** begin Exercise input **

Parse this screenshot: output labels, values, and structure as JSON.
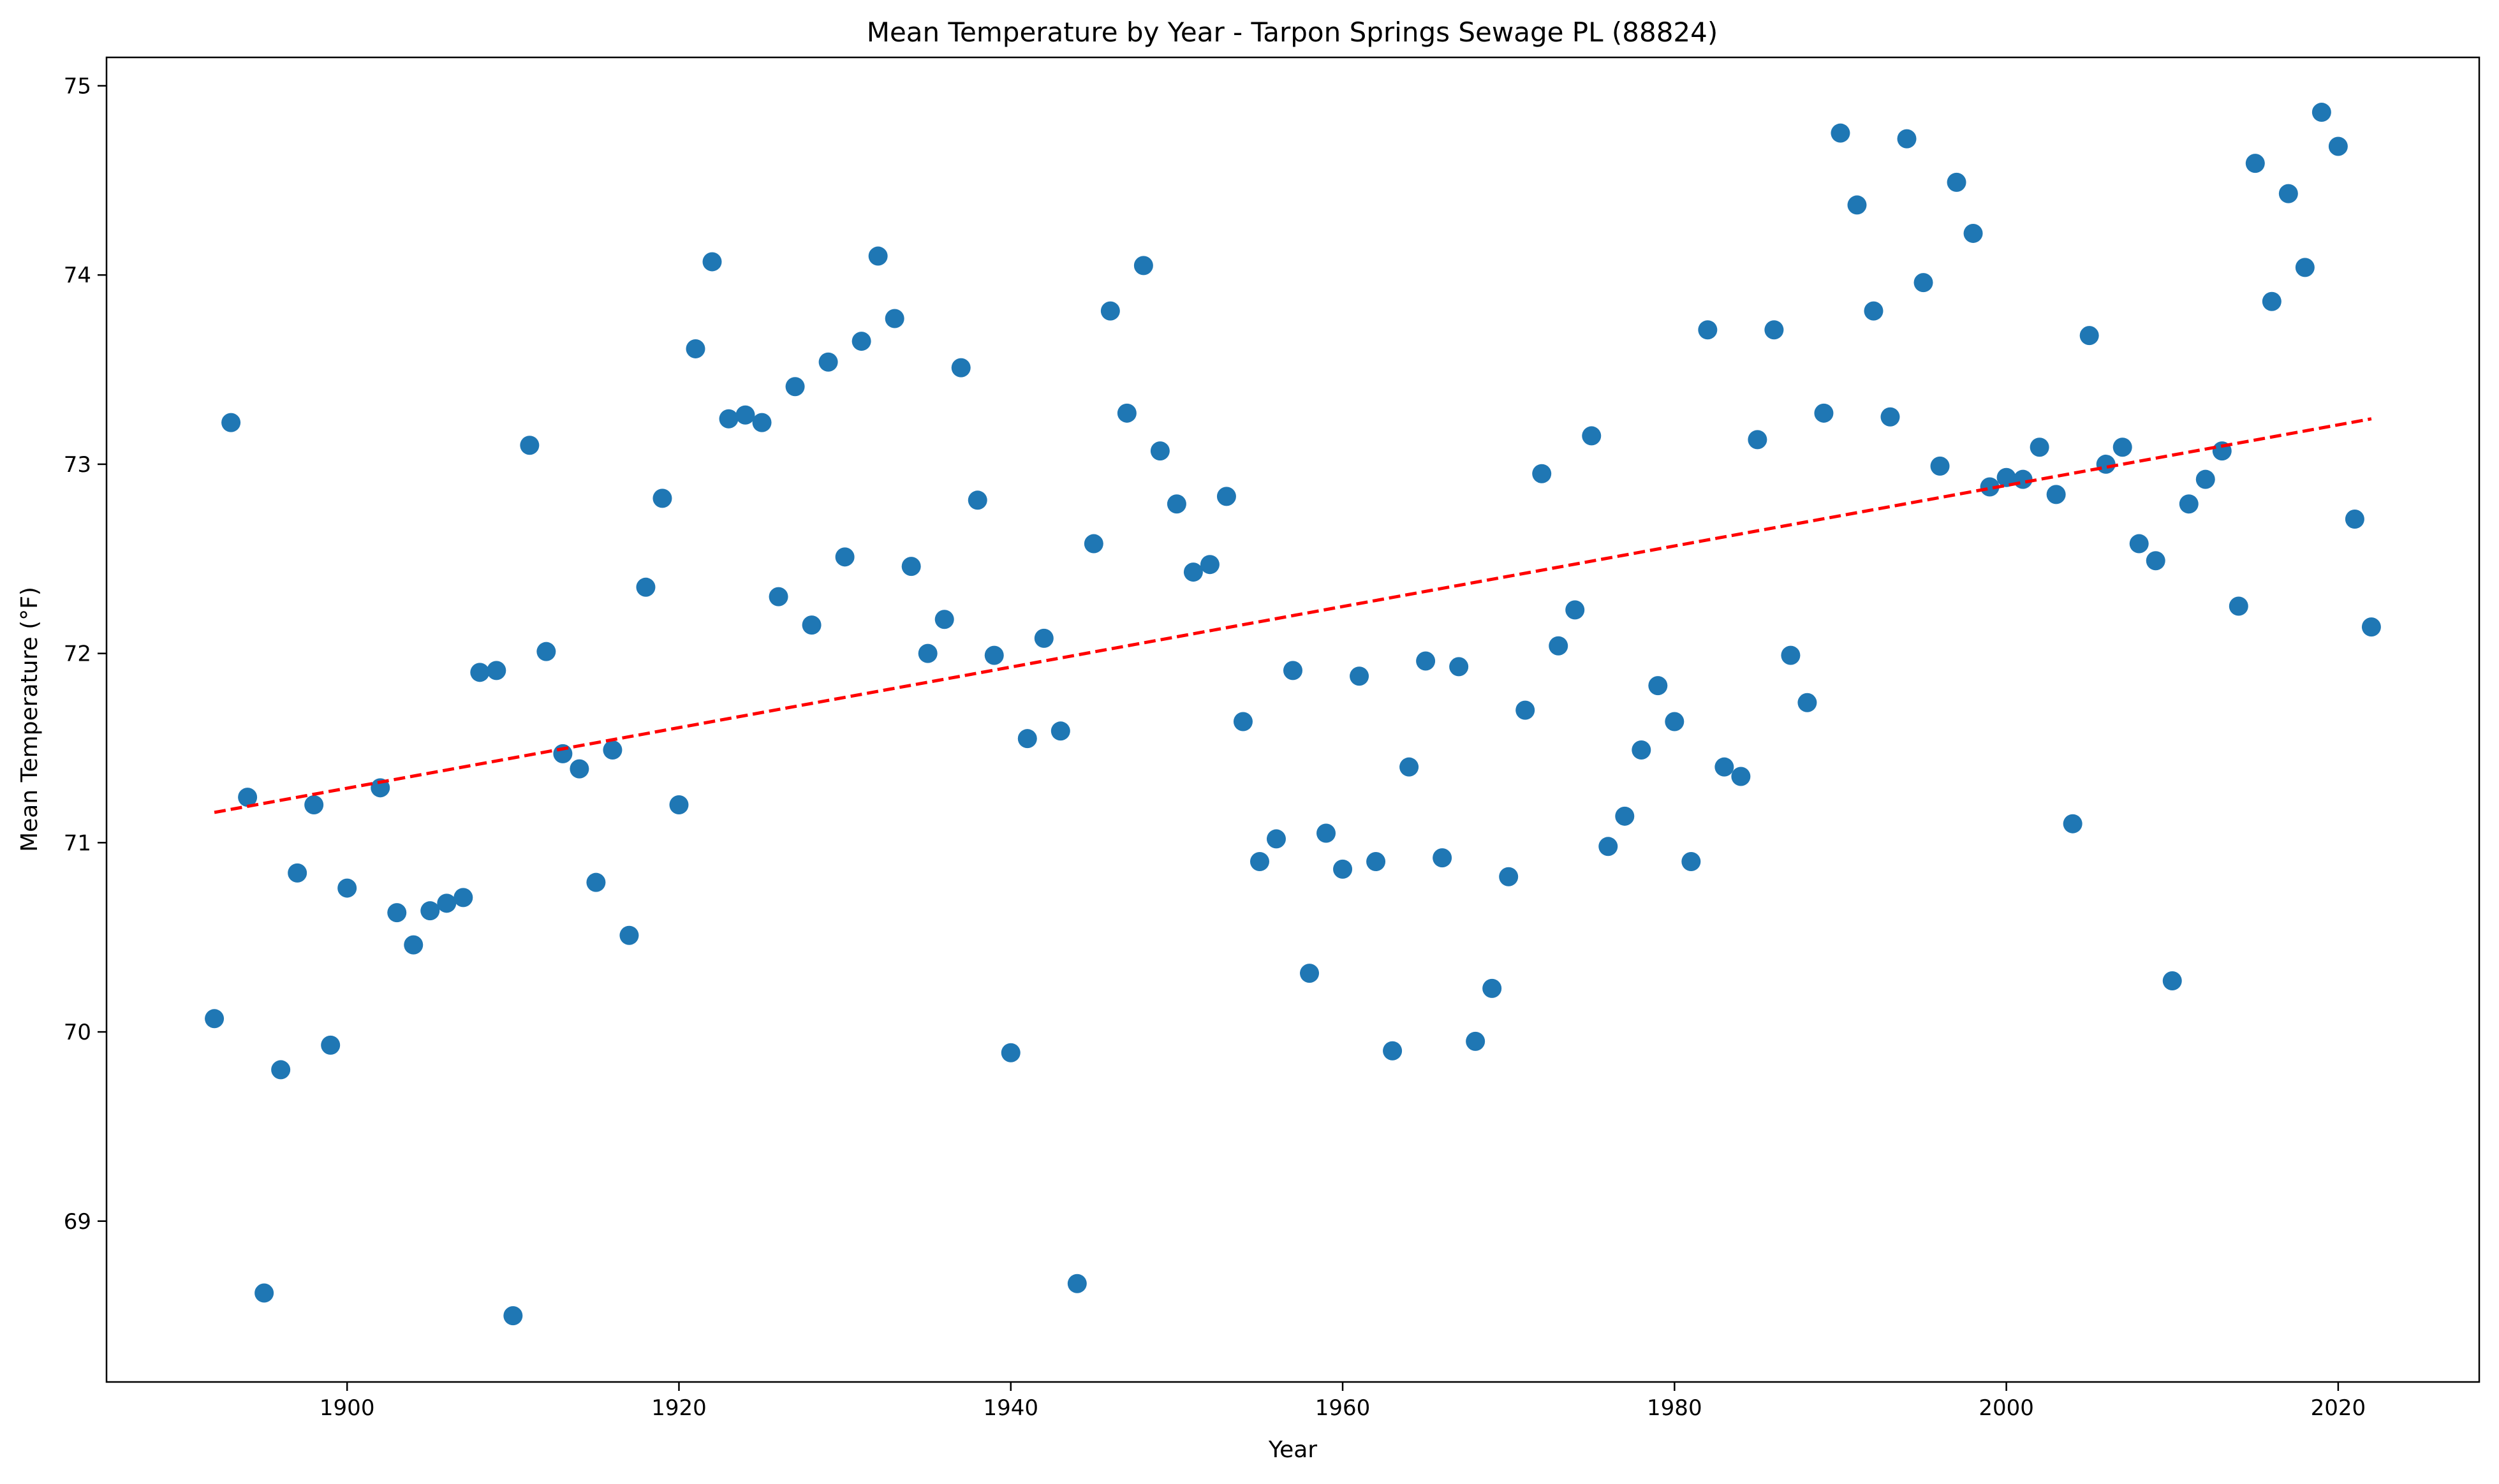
{
  "chart_data": {
    "type": "scatter",
    "title": "Mean Temperature by Year - Tarpon Springs Sewage PL (88824)",
    "xlabel": "Year",
    "ylabel": "Mean Temperature (°F)",
    "xlim": [
      1885.5,
      2028.5
    ],
    "ylim": [
      68.15,
      75.15
    ],
    "xticks": [
      1900,
      1920,
      1940,
      1960,
      1980,
      2000,
      2020
    ],
    "yticks": [
      69,
      70,
      71,
      72,
      73,
      74,
      75
    ],
    "grid": false,
    "point_color": "#1f77b4",
    "trend_color": "#ff0000",
    "series": [
      {
        "name": "Mean Temperature",
        "points": [
          [
            1892,
            70.07
          ],
          [
            1893,
            73.22
          ],
          [
            1894,
            71.24
          ],
          [
            1895,
            68.62
          ],
          [
            1896,
            69.8
          ],
          [
            1897,
            70.84
          ],
          [
            1898,
            71.2
          ],
          [
            1899,
            69.93
          ],
          [
            1900,
            70.76
          ],
          [
            1902,
            71.29
          ],
          [
            1903,
            70.63
          ],
          [
            1904,
            70.46
          ],
          [
            1905,
            70.64
          ],
          [
            1906,
            70.68
          ],
          [
            1907,
            70.71
          ],
          [
            1908,
            71.9
          ],
          [
            1909,
            71.91
          ],
          [
            1910,
            68.5
          ],
          [
            1911,
            73.1
          ],
          [
            1912,
            72.01
          ],
          [
            1913,
            71.47
          ],
          [
            1914,
            71.39
          ],
          [
            1915,
            70.79
          ],
          [
            1916,
            71.49
          ],
          [
            1917,
            70.51
          ],
          [
            1918,
            72.35
          ],
          [
            1919,
            72.82
          ],
          [
            1920,
            71.2
          ],
          [
            1921,
            73.61
          ],
          [
            1922,
            74.07
          ],
          [
            1923,
            73.24
          ],
          [
            1924,
            73.26
          ],
          [
            1925,
            73.22
          ],
          [
            1926,
            72.3
          ],
          [
            1927,
            73.41
          ],
          [
            1928,
            72.15
          ],
          [
            1929,
            73.54
          ],
          [
            1930,
            72.51
          ],
          [
            1931,
            73.65
          ],
          [
            1932,
            74.1
          ],
          [
            1933,
            73.77
          ],
          [
            1934,
            72.46
          ],
          [
            1935,
            72.0
          ],
          [
            1936,
            72.18
          ],
          [
            1937,
            73.51
          ],
          [
            1938,
            72.81
          ],
          [
            1939,
            71.99
          ],
          [
            1940,
            69.89
          ],
          [
            1941,
            71.55
          ],
          [
            1942,
            72.08
          ],
          [
            1943,
            71.59
          ],
          [
            1944,
            68.67
          ],
          [
            1945,
            72.58
          ],
          [
            1946,
            73.81
          ],
          [
            1947,
            73.27
          ],
          [
            1948,
            74.05
          ],
          [
            1949,
            73.07
          ],
          [
            1950,
            72.79
          ],
          [
            1951,
            72.43
          ],
          [
            1952,
            72.47
          ],
          [
            1953,
            72.83
          ],
          [
            1954,
            71.64
          ],
          [
            1955,
            70.9
          ],
          [
            1956,
            71.02
          ],
          [
            1957,
            71.91
          ],
          [
            1958,
            70.31
          ],
          [
            1959,
            71.05
          ],
          [
            1960,
            70.86
          ],
          [
            1961,
            71.88
          ],
          [
            1962,
            70.9
          ],
          [
            1963,
            69.9
          ],
          [
            1964,
            71.4
          ],
          [
            1965,
            71.96
          ],
          [
            1966,
            70.92
          ],
          [
            1967,
            71.93
          ],
          [
            1968,
            69.95
          ],
          [
            1969,
            70.23
          ],
          [
            1970,
            70.82
          ],
          [
            1971,
            71.7
          ],
          [
            1972,
            72.95
          ],
          [
            1973,
            72.04
          ],
          [
            1974,
            72.23
          ],
          [
            1975,
            73.15
          ],
          [
            1976,
            70.98
          ],
          [
            1977,
            71.14
          ],
          [
            1978,
            71.49
          ],
          [
            1979,
            71.83
          ],
          [
            1980,
            71.64
          ],
          [
            1981,
            70.9
          ],
          [
            1982,
            73.71
          ],
          [
            1983,
            71.4
          ],
          [
            1984,
            71.35
          ],
          [
            1985,
            73.13
          ],
          [
            1986,
            73.71
          ],
          [
            1987,
            71.99
          ],
          [
            1988,
            71.74
          ],
          [
            1989,
            73.27
          ],
          [
            1990,
            74.75
          ],
          [
            1991,
            74.37
          ],
          [
            1992,
            73.81
          ],
          [
            1993,
            73.25
          ],
          [
            1994,
            74.72
          ],
          [
            1995,
            73.96
          ],
          [
            1996,
            72.99
          ],
          [
            1997,
            74.49
          ],
          [
            1998,
            74.22
          ],
          [
            1999,
            72.88
          ],
          [
            2000,
            72.93
          ],
          [
            2001,
            72.92
          ],
          [
            2002,
            73.09
          ],
          [
            2003,
            72.84
          ],
          [
            2004,
            71.1
          ],
          [
            2005,
            73.68
          ],
          [
            2006,
            73.0
          ],
          [
            2007,
            73.09
          ],
          [
            2008,
            72.58
          ],
          [
            2009,
            72.49
          ],
          [
            2010,
            70.27
          ],
          [
            2011,
            72.79
          ],
          [
            2012,
            72.92
          ],
          [
            2013,
            73.07
          ],
          [
            2014,
            72.25
          ],
          [
            2015,
            74.59
          ],
          [
            2016,
            73.86
          ],
          [
            2017,
            74.43
          ],
          [
            2018,
            74.04
          ],
          [
            2019,
            74.86
          ],
          [
            2020,
            74.68
          ],
          [
            2021,
            72.71
          ],
          [
            2022,
            72.14
          ]
        ]
      }
    ],
    "trend_line": {
      "style": "dashed",
      "x": [
        1892,
        2022
      ],
      "y": [
        71.16,
        73.24
      ]
    }
  }
}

** end Exercise input **

(What to do): Copy each line exactly, and leave the pictures out of your copy.

(Response to this task):
Parse this screenshot: output labels, values, and structure as JSON.
{
  "chart_data": {
    "type": "scatter",
    "title": "Mean Temperature by Year - Tarpon Springs Sewage PL (88824)",
    "xlabel": "Year",
    "ylabel": "Mean Temperature (°F)",
    "xlim": [
      1885.5,
      2028.5
    ],
    "ylim": [
      68.15,
      75.15
    ],
    "xticks": [
      1900,
      1920,
      1940,
      1960,
      1980,
      2000,
      2020
    ],
    "yticks": [
      69,
      70,
      71,
      72,
      73,
      74,
      75
    ],
    "grid": false,
    "point_color": "#1f77b4",
    "trend_color": "#ff0000",
    "series": [
      {
        "name": "Mean Temperature",
        "points": [
          [
            1892,
            70.07
          ],
          [
            1893,
            73.22
          ],
          [
            1894,
            71.24
          ],
          [
            1895,
            68.62
          ],
          [
            1896,
            69.8
          ],
          [
            1897,
            70.84
          ],
          [
            1898,
            71.2
          ],
          [
            1899,
            69.93
          ],
          [
            1900,
            70.76
          ],
          [
            1902,
            71.29
          ],
          [
            1903,
            70.63
          ],
          [
            1904,
            70.46
          ],
          [
            1905,
            70.64
          ],
          [
            1906,
            70.68
          ],
          [
            1907,
            70.71
          ],
          [
            1908,
            71.9
          ],
          [
            1909,
            71.91
          ],
          [
            1910,
            68.5
          ],
          [
            1911,
            73.1
          ],
          [
            1912,
            72.01
          ],
          [
            1913,
            71.47
          ],
          [
            1914,
            71.39
          ],
          [
            1915,
            70.79
          ],
          [
            1916,
            71.49
          ],
          [
            1917,
            70.51
          ],
          [
            1918,
            72.35
          ],
          [
            1919,
            72.82
          ],
          [
            1920,
            71.2
          ],
          [
            1921,
            73.61
          ],
          [
            1922,
            74.07
          ],
          [
            1923,
            73.24
          ],
          [
            1924,
            73.26
          ],
          [
            1925,
            73.22
          ],
          [
            1926,
            72.3
          ],
          [
            1927,
            73.41
          ],
          [
            1928,
            72.15
          ],
          [
            1929,
            73.54
          ],
          [
            1930,
            72.51
          ],
          [
            1931,
            73.65
          ],
          [
            1932,
            74.1
          ],
          [
            1933,
            73.77
          ],
          [
            1934,
            72.46
          ],
          [
            1935,
            72.0
          ],
          [
            1936,
            72.18
          ],
          [
            1937,
            73.51
          ],
          [
            1938,
            72.81
          ],
          [
            1939,
            71.99
          ],
          [
            1940,
            69.89
          ],
          [
            1941,
            71.55
          ],
          [
            1942,
            72.08
          ],
          [
            1943,
            71.59
          ],
          [
            1944,
            68.67
          ],
          [
            1945,
            72.58
          ],
          [
            1946,
            73.81
          ],
          [
            1947,
            73.27
          ],
          [
            1948,
            74.05
          ],
          [
            1949,
            73.07
          ],
          [
            1950,
            72.79
          ],
          [
            1951,
            72.43
          ],
          [
            1952,
            72.47
          ],
          [
            1953,
            72.83
          ],
          [
            1954,
            71.64
          ],
          [
            1955,
            70.9
          ],
          [
            1956,
            71.02
          ],
          [
            1957,
            71.91
          ],
          [
            1958,
            70.31
          ],
          [
            1959,
            71.05
          ],
          [
            1960,
            70.86
          ],
          [
            1961,
            71.88
          ],
          [
            1962,
            70.9
          ],
          [
            1963,
            69.9
          ],
          [
            1964,
            71.4
          ],
          [
            1965,
            71.96
          ],
          [
            1966,
            70.92
          ],
          [
            1967,
            71.93
          ],
          [
            1968,
            69.95
          ],
          [
            1969,
            70.23
          ],
          [
            1970,
            70.82
          ],
          [
            1971,
            71.7
          ],
          [
            1972,
            72.95
          ],
          [
            1973,
            72.04
          ],
          [
            1974,
            72.23
          ],
          [
            1975,
            73.15
          ],
          [
            1976,
            70.98
          ],
          [
            1977,
            71.14
          ],
          [
            1978,
            71.49
          ],
          [
            1979,
            71.83
          ],
          [
            1980,
            71.64
          ],
          [
            1981,
            70.9
          ],
          [
            1982,
            73.71
          ],
          [
            1983,
            71.4
          ],
          [
            1984,
            71.35
          ],
          [
            1985,
            73.13
          ],
          [
            1986,
            73.71
          ],
          [
            1987,
            71.99
          ],
          [
            1988,
            71.74
          ],
          [
            1989,
            73.27
          ],
          [
            1990,
            74.75
          ],
          [
            1991,
            74.37
          ],
          [
            1992,
            73.81
          ],
          [
            1993,
            73.25
          ],
          [
            1994,
            74.72
          ],
          [
            1995,
            73.96
          ],
          [
            1996,
            72.99
          ],
          [
            1997,
            74.49
          ],
          [
            1998,
            74.22
          ],
          [
            1999,
            72.88
          ],
          [
            2000,
            72.93
          ],
          [
            2001,
            72.92
          ],
          [
            2002,
            73.09
          ],
          [
            2003,
            72.84
          ],
          [
            2004,
            71.1
          ],
          [
            2005,
            73.68
          ],
          [
            2006,
            73.0
          ],
          [
            2007,
            73.09
          ],
          [
            2008,
            72.58
          ],
          [
            2009,
            72.49
          ],
          [
            2010,
            70.27
          ],
          [
            2011,
            72.79
          ],
          [
            2012,
            72.92
          ],
          [
            2013,
            73.07
          ],
          [
            2014,
            72.25
          ],
          [
            2015,
            74.59
          ],
          [
            2016,
            73.86
          ],
          [
            2017,
            74.43
          ],
          [
            2018,
            74.04
          ],
          [
            2019,
            74.86
          ],
          [
            2020,
            74.68
          ],
          [
            2021,
            72.71
          ],
          [
            2022,
            72.14
          ]
        ]
      }
    ],
    "trend_line": {
      "style": "dashed",
      "x": [
        1892,
        2022
      ],
      "y": [
        71.16,
        73.24
      ]
    }
  }
}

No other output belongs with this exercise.